■ THE PROBLEM: Copy out every line that contains the word "كانت".

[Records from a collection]
══════════

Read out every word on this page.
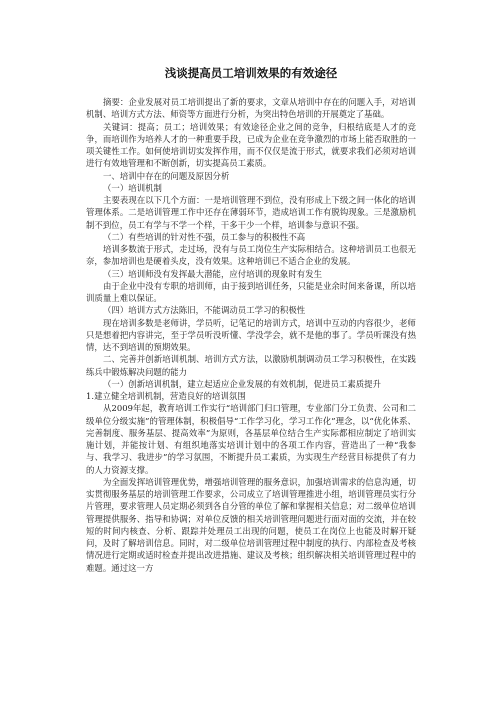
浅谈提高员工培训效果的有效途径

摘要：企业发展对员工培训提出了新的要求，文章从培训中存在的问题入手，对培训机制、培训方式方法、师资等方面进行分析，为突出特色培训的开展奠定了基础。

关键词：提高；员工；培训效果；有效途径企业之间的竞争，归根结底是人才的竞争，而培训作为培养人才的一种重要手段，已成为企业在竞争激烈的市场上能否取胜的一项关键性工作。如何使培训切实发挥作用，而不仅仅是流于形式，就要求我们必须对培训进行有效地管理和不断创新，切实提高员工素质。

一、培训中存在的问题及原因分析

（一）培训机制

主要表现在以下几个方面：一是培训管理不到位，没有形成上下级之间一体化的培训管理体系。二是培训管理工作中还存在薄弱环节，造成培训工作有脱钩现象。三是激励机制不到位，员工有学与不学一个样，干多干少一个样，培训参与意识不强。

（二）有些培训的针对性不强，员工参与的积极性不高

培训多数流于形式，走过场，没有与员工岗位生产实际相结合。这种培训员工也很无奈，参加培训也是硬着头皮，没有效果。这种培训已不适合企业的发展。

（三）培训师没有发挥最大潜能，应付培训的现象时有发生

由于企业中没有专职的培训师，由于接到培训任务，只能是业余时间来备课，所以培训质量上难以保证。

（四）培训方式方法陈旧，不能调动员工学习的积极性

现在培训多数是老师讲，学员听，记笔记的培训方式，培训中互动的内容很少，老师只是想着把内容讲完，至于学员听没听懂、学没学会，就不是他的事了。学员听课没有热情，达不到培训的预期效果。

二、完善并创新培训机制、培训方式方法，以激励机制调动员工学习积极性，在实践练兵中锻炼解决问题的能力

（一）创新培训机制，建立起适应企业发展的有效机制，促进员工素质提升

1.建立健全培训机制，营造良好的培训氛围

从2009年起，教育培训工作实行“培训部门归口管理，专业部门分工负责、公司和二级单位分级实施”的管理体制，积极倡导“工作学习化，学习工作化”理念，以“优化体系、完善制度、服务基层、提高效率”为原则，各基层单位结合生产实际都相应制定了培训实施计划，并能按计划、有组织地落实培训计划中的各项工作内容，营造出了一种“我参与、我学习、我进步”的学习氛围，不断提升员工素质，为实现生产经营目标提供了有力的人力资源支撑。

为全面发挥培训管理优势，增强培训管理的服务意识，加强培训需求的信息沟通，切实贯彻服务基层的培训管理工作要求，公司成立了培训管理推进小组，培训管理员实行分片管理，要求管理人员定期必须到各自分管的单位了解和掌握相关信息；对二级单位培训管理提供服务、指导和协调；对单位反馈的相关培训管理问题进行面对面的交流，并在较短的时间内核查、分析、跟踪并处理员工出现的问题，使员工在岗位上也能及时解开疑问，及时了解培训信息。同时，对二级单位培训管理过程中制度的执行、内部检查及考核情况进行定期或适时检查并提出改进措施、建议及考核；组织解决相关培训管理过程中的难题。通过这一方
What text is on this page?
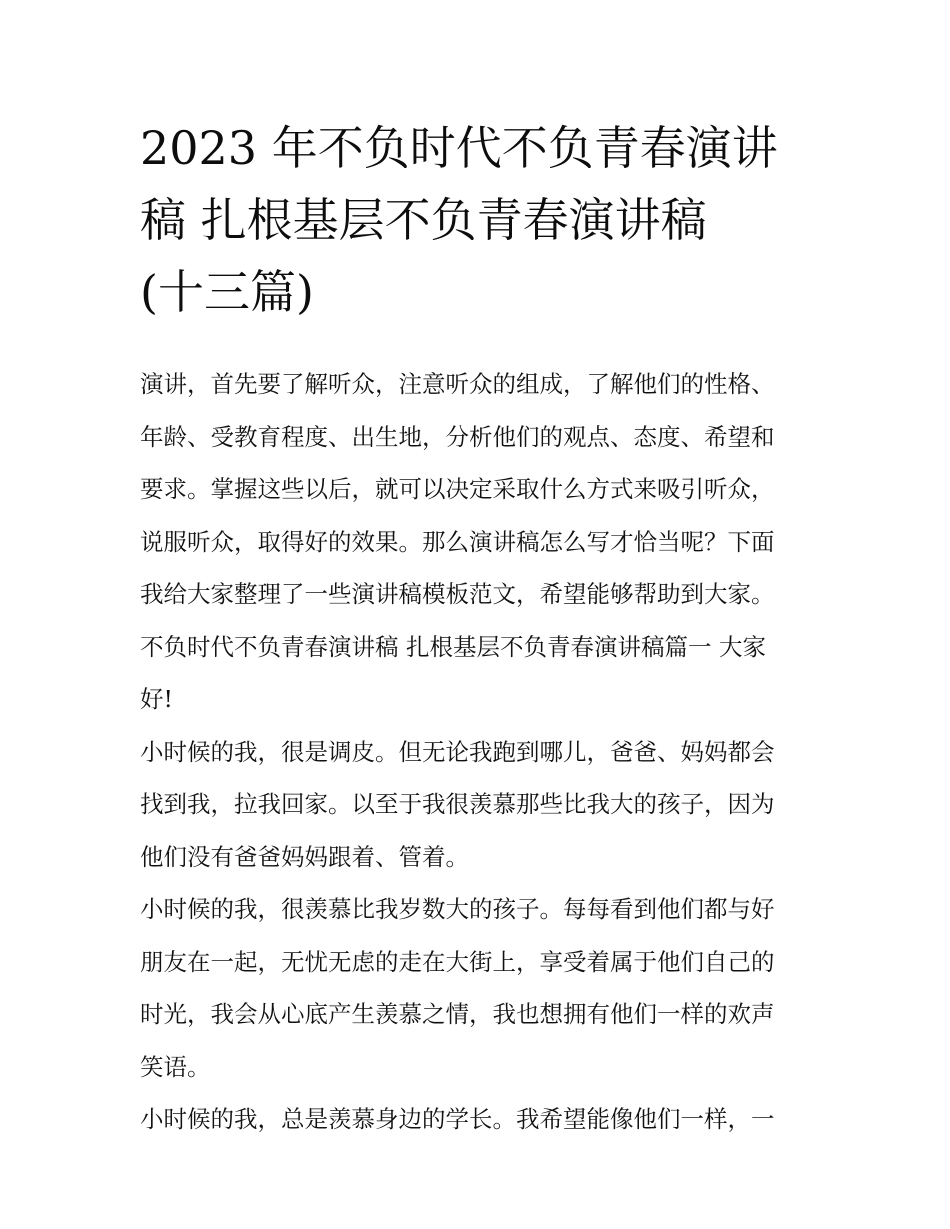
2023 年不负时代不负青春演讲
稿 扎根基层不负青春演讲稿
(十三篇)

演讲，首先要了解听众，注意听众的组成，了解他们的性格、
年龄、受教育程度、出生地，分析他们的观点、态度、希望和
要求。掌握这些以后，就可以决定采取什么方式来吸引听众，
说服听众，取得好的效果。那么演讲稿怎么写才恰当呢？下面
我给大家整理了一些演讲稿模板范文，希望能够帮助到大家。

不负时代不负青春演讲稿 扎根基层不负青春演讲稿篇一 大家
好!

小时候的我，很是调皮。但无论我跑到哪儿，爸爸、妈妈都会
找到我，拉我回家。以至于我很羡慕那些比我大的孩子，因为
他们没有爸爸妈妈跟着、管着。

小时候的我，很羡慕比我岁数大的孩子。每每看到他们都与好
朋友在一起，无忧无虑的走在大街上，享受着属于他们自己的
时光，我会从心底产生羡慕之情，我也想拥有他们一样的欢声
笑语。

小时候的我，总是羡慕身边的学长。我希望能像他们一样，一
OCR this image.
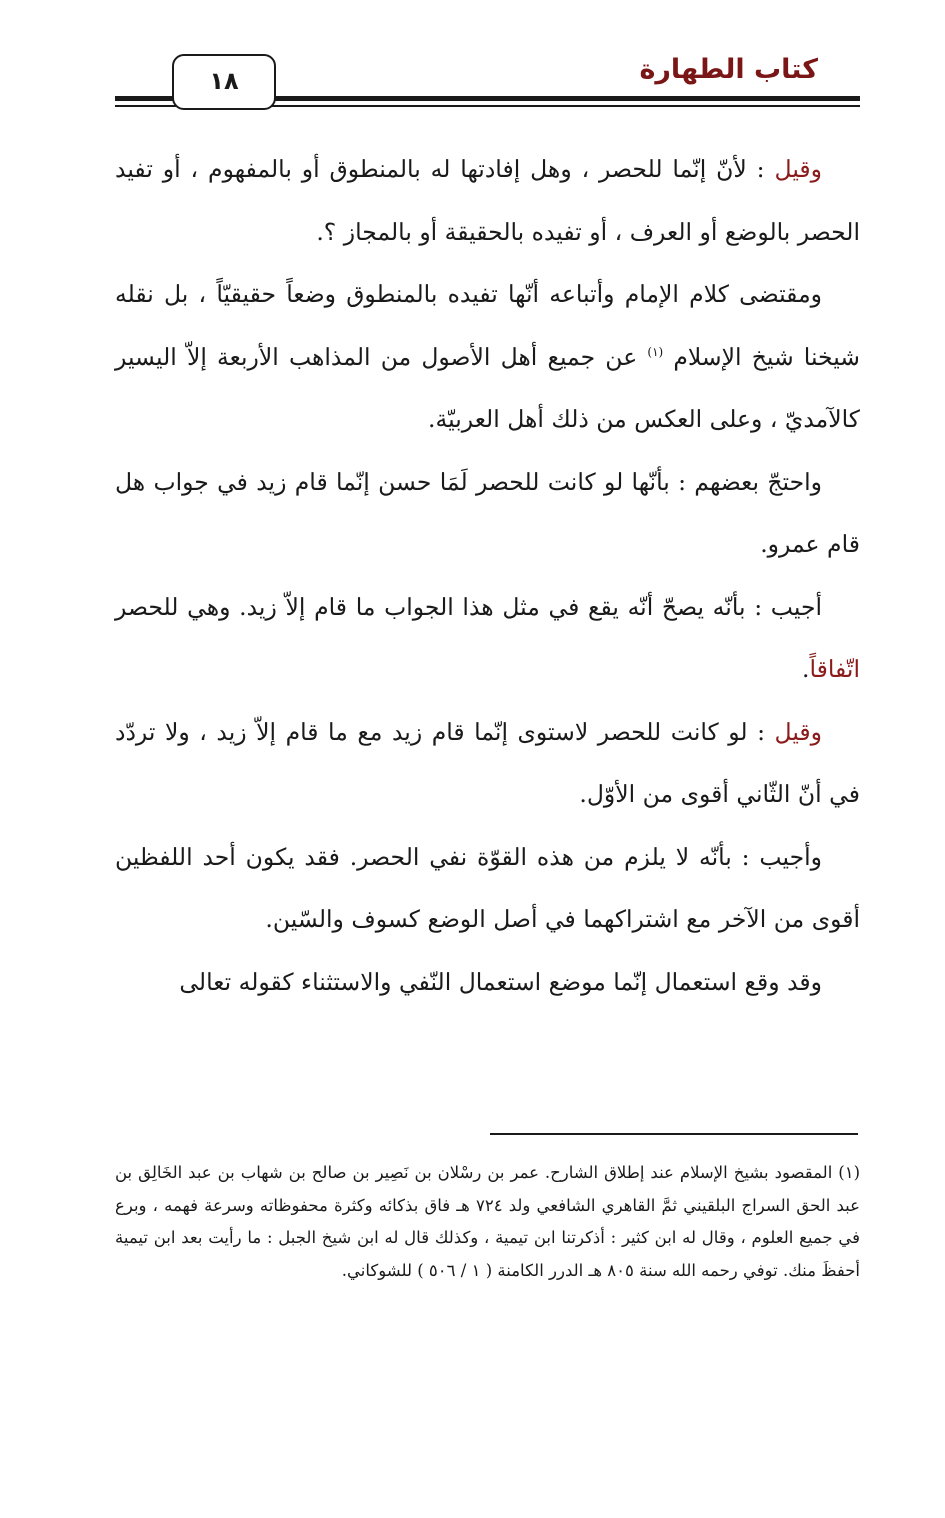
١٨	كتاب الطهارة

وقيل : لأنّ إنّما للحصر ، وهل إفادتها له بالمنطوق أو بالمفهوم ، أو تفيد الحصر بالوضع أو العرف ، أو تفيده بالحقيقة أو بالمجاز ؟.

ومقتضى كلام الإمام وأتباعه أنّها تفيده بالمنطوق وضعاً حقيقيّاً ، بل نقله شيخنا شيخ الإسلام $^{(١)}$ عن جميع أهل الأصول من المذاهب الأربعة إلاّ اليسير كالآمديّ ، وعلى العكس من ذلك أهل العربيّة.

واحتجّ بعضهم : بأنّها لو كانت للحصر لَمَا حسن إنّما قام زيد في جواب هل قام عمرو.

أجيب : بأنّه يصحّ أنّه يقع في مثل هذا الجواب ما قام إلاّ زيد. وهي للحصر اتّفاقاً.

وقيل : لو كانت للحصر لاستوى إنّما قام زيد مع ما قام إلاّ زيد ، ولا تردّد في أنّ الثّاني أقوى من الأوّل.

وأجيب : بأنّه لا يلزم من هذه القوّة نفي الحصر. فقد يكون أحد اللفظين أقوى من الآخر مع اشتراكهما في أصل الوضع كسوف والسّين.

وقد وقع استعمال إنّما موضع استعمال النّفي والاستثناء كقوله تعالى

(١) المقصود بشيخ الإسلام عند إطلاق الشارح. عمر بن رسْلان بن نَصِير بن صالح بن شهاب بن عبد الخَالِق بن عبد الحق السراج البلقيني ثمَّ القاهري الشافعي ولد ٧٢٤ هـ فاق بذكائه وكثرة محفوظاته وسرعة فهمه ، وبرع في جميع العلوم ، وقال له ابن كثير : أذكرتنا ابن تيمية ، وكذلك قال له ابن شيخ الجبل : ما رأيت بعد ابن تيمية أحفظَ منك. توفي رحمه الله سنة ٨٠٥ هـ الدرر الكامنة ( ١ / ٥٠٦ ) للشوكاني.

══════════

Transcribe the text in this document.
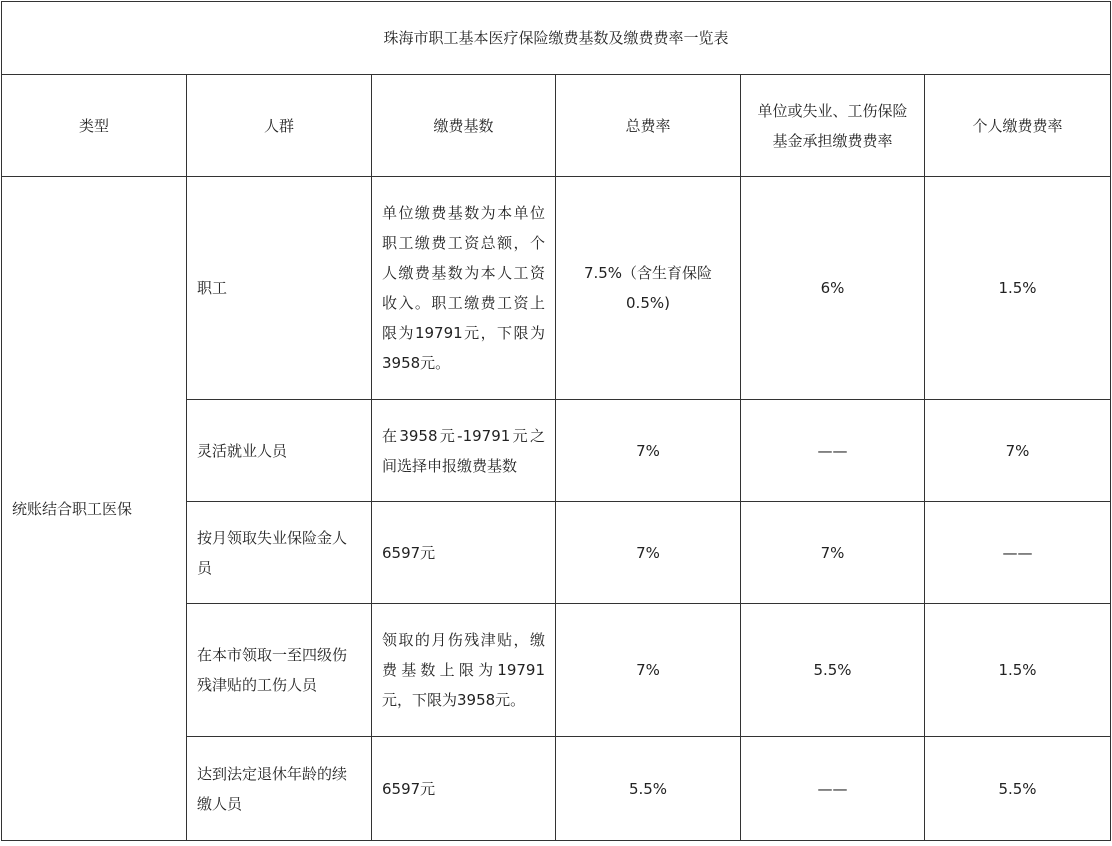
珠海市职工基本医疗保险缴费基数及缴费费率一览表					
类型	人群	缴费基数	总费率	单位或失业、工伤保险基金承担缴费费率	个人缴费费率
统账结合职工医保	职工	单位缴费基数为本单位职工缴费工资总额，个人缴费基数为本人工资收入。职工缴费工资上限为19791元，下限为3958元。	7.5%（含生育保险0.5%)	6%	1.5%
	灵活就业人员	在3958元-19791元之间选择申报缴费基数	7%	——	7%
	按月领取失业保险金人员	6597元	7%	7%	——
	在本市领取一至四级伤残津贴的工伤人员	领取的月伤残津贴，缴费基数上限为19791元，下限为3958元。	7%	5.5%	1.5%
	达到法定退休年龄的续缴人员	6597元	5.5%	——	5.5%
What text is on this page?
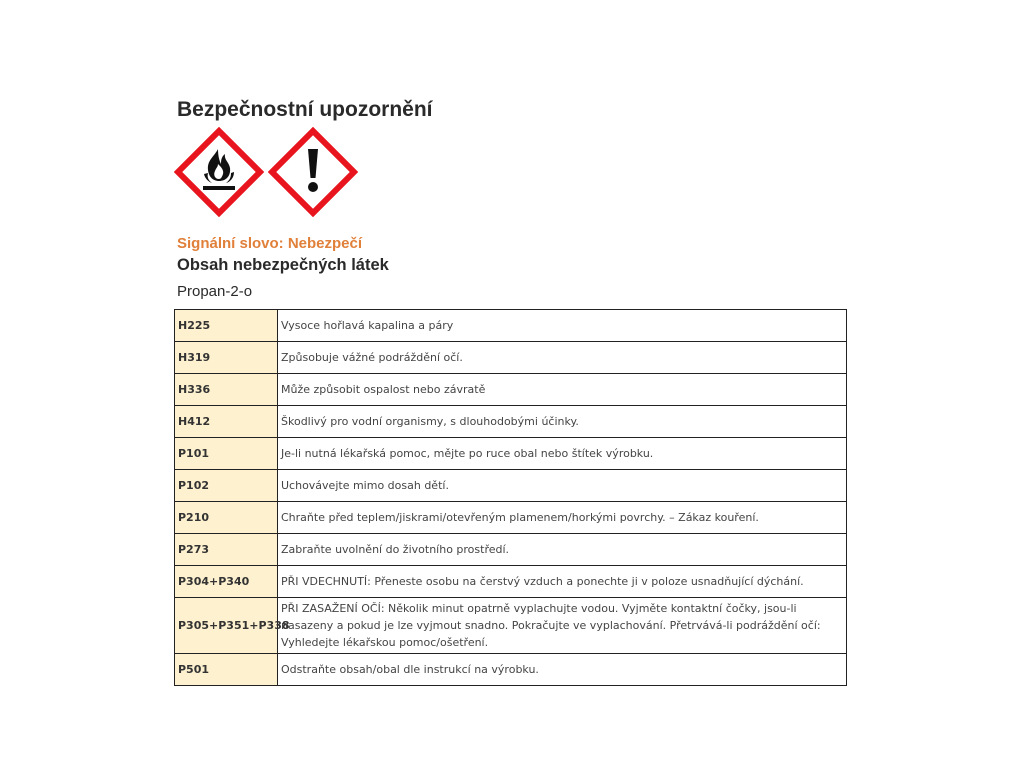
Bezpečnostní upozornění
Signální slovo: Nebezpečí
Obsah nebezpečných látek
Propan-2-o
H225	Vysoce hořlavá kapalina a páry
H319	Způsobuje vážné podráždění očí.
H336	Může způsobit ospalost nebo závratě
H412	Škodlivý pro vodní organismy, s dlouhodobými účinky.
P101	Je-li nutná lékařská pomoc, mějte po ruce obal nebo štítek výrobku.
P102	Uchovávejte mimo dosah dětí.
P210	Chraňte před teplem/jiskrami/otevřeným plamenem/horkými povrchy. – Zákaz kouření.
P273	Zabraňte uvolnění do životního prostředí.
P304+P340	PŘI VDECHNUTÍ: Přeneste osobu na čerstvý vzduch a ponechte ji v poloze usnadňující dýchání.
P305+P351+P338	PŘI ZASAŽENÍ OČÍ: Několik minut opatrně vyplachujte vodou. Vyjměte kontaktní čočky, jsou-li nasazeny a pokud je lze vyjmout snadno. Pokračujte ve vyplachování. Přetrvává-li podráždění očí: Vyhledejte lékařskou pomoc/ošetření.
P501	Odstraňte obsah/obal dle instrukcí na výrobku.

══════════

■ ANSWER TO THIS TASK:
واحتجّ بعضهم : بأنّها لو كانت للحصر لَمَا حسن إنّما قام زيد في جواب هل قام عمرو.
وقيل : لو كانت للحصر لاستوى إنّما قام زيد مع ما قام إلاّ زيد ، ولا تردّد في أنّ الثّاني أقوى من الأوّل.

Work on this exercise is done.